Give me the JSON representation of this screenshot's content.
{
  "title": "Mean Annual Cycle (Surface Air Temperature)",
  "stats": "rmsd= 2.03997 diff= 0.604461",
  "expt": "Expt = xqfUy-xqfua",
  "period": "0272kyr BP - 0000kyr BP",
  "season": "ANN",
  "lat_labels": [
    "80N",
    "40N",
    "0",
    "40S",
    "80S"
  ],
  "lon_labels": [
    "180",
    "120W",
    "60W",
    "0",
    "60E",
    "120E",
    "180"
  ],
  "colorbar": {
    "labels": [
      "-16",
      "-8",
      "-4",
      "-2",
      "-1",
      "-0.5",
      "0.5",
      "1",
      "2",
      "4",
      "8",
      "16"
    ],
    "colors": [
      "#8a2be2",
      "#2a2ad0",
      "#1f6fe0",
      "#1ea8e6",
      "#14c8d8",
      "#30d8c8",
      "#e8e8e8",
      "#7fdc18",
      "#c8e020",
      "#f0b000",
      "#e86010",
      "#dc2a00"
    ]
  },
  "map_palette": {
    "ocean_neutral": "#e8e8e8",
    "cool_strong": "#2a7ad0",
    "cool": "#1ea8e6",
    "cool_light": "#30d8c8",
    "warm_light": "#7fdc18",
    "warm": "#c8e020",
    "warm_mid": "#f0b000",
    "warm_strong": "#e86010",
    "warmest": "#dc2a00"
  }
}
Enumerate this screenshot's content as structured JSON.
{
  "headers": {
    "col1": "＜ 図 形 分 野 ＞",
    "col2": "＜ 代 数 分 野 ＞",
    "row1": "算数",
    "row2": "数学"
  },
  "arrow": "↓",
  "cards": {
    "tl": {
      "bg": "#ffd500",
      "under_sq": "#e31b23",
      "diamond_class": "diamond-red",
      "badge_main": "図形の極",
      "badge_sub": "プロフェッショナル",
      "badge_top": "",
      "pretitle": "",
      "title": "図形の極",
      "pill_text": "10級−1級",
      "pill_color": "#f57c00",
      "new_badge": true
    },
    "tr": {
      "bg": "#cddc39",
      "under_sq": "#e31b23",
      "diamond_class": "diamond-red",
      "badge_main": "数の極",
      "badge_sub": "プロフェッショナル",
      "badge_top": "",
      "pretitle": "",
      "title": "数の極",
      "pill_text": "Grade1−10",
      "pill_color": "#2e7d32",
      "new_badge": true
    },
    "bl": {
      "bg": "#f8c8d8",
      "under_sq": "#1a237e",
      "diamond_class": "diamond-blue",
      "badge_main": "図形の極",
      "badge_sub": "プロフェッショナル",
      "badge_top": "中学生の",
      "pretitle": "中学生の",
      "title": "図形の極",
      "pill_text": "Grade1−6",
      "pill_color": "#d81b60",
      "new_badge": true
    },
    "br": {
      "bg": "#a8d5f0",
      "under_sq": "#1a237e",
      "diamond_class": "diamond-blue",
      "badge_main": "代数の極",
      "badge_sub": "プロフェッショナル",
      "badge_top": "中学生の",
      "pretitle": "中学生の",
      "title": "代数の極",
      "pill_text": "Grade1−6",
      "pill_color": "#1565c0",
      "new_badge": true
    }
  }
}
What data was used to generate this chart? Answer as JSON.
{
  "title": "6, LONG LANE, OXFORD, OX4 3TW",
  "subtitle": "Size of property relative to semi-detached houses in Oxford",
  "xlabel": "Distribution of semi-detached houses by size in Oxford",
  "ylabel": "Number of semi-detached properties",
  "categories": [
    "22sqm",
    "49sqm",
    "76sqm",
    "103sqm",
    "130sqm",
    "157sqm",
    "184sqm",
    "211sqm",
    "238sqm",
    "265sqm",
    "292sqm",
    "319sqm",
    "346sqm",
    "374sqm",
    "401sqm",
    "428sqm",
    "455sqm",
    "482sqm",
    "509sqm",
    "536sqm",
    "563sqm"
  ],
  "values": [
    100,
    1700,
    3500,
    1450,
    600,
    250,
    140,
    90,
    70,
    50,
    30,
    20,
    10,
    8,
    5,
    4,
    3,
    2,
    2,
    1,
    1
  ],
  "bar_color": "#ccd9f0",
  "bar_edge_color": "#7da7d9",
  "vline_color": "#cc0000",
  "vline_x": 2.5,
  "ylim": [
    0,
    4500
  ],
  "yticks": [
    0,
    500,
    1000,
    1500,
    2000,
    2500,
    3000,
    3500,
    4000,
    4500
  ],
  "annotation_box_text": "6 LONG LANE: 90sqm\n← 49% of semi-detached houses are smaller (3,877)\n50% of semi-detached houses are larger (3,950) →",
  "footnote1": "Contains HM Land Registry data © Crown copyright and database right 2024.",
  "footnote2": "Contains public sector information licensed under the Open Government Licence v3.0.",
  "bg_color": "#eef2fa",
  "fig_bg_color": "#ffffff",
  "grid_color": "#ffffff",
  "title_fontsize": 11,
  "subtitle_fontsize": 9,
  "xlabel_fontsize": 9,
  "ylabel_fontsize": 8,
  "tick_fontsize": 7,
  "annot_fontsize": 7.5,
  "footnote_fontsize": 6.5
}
══════════════════════════════
■ **The task**
Give back each line above precisely as it stands.

■ **Answer for this exercise**
Give me the JSON representation of this screenshot's content.
{
  "title": "Mean Annual Cycle (Surface Air Temperature)",
  "stats": "rmsd= 2.03997 diff= 0.604461",
  "expt": "Expt = xqfUy-xqfua",
  "period": "0272kyr BP - 0000kyr BP",
  "season": "ANN",
  "lat_labels": [
    "80N",
    "40N",
    "0",
    "40S",
    "80S"
  ],
  "lon_labels": [
    "180",
    "120W",
    "60W",
    "0",
    "60E",
    "120E",
    "180"
  ],
  "colorbar": {
    "labels": [
      "-16",
      "-8",
      "-4",
      "-2",
      "-1",
      "-0.5",
      "0.5",
      "1",
      "2",
      "4",
      "8",
      "16"
    ],
    "colors": [
      "#8a2be2",
      "#2a2ad0",
      "#1f6fe0",
      "#1ea8e6",
      "#14c8d8",
      "#30d8c8",
      "#e8e8e8",
      "#7fdc18",
      "#c8e020",
      "#f0b000",
      "#e86010",
      "#dc2a00"
    ]
  },
  "map_palette": {
    "ocean_neutral": "#e8e8e8",
    "cool_strong": "#2a7ad0",
    "cool": "#1ea8e6",
    "cool_light": "#30d8c8",
    "warm_light": "#7fdc18",
    "warm": "#c8e020",
    "warm_mid": "#f0b000",
    "warm_strong": "#e86010",
    "warmest": "#dc2a00"
  }
}
Enumerate this screenshot's content as structured JSON.
{
  "headers": {
    "col1": "＜ 図 形 分 野 ＞",
    "col2": "＜ 代 数 分 野 ＞",
    "row1": "算数",
    "row2": "数学"
  },
  "arrow": "↓",
  "cards": {
    "tl": {
      "bg": "#ffd500",
      "under_sq": "#e31b23",
      "diamond_class": "diamond-red",
      "badge_main": "図形の極",
      "badge_sub": "プロフェッショナル",
      "badge_top": "",
      "pretitle": "",
      "title": "図形の極",
      "pill_text": "10級−1級",
      "pill_color": "#f57c00",
      "new_badge": true
    },
    "tr": {
      "bg": "#cddc39",
      "under_sq": "#e31b23",
      "diamond_class": "diamond-red",
      "badge_main": "数の極",
      "badge_sub": "プロフェッショナル",
      "badge_top": "",
      "pretitle": "",
      "title": "数の極",
      "pill_text": "Grade1−10",
      "pill_color": "#2e7d32",
      "new_badge": true
    },
    "bl": {
      "bg": "#f8c8d8",
      "under_sq": "#1a237e",
      "diamond_class": "diamond-blue",
      "badge_main": "図形の極",
      "badge_sub": "プロフェッショナル",
      "badge_top": "中学生の",
      "pretitle": "中学生の",
      "title": "図形の極",
      "pill_text": "Grade1−6",
      "pill_color": "#d81b60",
      "new_badge": true
    },
    "br": {
      "bg": "#a8d5f0",
      "under_sq": "#1a237e",
      "diamond_class": "diamond-blue",
      "badge_main": "代数の極",
      "badge_sub": "プロフェッショナル",
      "badge_top": "中学生の",
      "pretitle": "中学生の",
      "title": "代数の極",
      "pill_text": "Grade1−6",
      "pill_color": "#1565c0",
      "new_badge": true
    }
  }
}
What data was used to generate this chart? Answer as JSON.
{
  "title": "6, LONG LANE, OXFORD, OX4 3TW",
  "subtitle": "Size of property relative to semi-detached houses in Oxford",
  "xlabel": "Distribution of semi-detached houses by size in Oxford",
  "ylabel": "Number of semi-detached properties",
  "categories": [
    "22sqm",
    "49sqm",
    "76sqm",
    "103sqm",
    "130sqm",
    "157sqm",
    "184sqm",
    "211sqm",
    "238sqm",
    "265sqm",
    "292sqm",
    "319sqm",
    "346sqm",
    "374sqm",
    "401sqm",
    "428sqm",
    "455sqm",
    "482sqm",
    "509sqm",
    "536sqm",
    "563sqm"
  ],
  "values": [
    100,
    1700,
    3500,
    1450,
    600,
    250,
    140,
    90,
    70,
    50,
    30,
    20,
    10,
    8,
    5,
    4,
    3,
    2,
    2,
    1,
    1
  ],
  "bar_color": "#ccd9f0",
  "bar_edge_color": "#7da7d9",
  "vline_color": "#cc0000",
  "vline_x": 2.5,
  "ylim": [
    0,
    4500
  ],
  "yticks": [
    0,
    500,
    1000,
    1500,
    2000,
    2500,
    3000,
    3500,
    4000,
    4500
  ],
  "annotation_box_text": "6 LONG LANE: 90sqm\n← 49% of semi-detached houses are smaller (3,877)\n50% of semi-detached houses are larger (3,950) →",
  "footnote1": "Contains HM Land Registry data © Crown copyright and database right 2024.",
  "footnote2": "Contains public sector information licensed under the Open Government Licence v3.0.",
  "bg_color": "#eef2fa",
  "fig_bg_color": "#ffffff",
  "grid_color": "#ffffff",
  "title_fontsize": 11,
  "subtitle_fontsize": 9,
  "xlabel_fontsize": 9,
  "ylabel_fontsize": 8,
  "tick_fontsize": 7,
  "annot_fontsize": 7.5,
  "footnote_fontsize": 6.5
}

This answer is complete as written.